(Dataset entries)

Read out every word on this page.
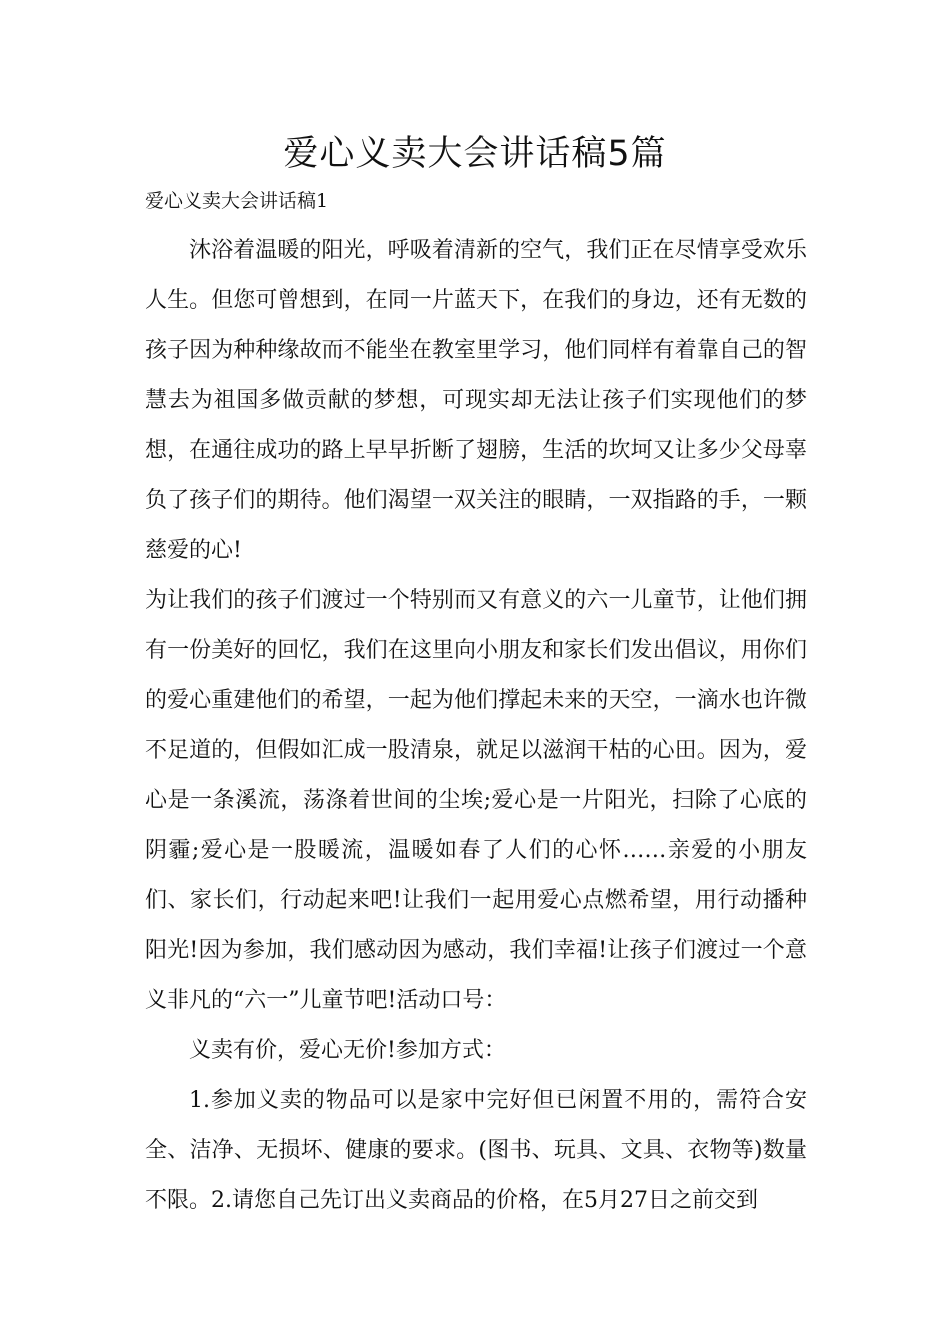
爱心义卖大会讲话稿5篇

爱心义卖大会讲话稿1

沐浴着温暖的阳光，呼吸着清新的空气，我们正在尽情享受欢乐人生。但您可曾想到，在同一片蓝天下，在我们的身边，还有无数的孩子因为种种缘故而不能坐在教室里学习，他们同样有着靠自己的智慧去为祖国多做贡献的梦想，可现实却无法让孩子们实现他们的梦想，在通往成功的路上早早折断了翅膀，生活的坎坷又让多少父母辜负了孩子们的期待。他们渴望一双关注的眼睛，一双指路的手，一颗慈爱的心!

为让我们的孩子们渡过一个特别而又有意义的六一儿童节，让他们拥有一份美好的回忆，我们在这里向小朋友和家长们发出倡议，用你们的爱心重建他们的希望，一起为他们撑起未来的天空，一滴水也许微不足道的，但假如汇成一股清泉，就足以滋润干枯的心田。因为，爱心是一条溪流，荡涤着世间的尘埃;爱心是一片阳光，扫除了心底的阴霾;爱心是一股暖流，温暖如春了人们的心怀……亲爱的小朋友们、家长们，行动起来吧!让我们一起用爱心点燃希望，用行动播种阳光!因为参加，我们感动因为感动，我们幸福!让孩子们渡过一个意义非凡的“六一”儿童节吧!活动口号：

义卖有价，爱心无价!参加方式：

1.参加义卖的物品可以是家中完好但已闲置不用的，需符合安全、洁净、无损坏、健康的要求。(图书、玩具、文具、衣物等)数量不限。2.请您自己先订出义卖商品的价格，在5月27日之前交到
---
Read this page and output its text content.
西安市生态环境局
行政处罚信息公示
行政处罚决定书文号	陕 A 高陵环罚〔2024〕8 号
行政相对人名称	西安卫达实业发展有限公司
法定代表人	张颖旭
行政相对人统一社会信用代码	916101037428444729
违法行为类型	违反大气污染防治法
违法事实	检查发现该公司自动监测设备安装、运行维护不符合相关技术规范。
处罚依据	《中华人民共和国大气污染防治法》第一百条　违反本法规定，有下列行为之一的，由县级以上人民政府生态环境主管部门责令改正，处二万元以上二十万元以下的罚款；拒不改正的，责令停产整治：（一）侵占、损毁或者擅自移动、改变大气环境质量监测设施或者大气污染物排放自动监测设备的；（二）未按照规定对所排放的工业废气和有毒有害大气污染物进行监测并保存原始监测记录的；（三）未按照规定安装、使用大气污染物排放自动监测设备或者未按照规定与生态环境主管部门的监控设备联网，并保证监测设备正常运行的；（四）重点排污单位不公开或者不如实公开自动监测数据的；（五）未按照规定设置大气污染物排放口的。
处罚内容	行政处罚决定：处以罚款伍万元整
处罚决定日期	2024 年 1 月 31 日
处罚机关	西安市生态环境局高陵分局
--
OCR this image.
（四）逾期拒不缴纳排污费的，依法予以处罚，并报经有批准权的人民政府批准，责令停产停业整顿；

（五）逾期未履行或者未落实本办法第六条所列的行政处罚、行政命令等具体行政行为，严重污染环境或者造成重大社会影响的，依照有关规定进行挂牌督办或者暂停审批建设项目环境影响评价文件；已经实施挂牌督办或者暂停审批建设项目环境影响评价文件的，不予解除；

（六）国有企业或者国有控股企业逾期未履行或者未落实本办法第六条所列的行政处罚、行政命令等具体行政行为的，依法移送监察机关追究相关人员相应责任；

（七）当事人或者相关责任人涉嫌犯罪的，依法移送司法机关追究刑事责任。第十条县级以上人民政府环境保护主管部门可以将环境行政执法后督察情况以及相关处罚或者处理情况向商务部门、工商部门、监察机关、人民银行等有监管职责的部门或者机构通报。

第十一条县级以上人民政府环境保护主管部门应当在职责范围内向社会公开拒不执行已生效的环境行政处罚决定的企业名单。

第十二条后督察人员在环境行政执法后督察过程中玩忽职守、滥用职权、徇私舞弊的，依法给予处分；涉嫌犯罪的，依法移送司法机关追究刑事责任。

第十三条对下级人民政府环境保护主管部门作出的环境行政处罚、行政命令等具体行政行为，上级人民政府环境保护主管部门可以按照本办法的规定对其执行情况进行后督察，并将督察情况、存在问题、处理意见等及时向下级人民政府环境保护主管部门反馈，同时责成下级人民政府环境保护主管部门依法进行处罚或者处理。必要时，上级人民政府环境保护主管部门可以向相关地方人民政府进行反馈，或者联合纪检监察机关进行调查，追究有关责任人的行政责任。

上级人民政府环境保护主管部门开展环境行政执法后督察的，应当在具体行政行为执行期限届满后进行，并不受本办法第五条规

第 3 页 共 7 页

### What needs to be done
Report all lines of the material that contain the word "Read".

### Reply
Read out every word on this page.
Read this page and output its text content.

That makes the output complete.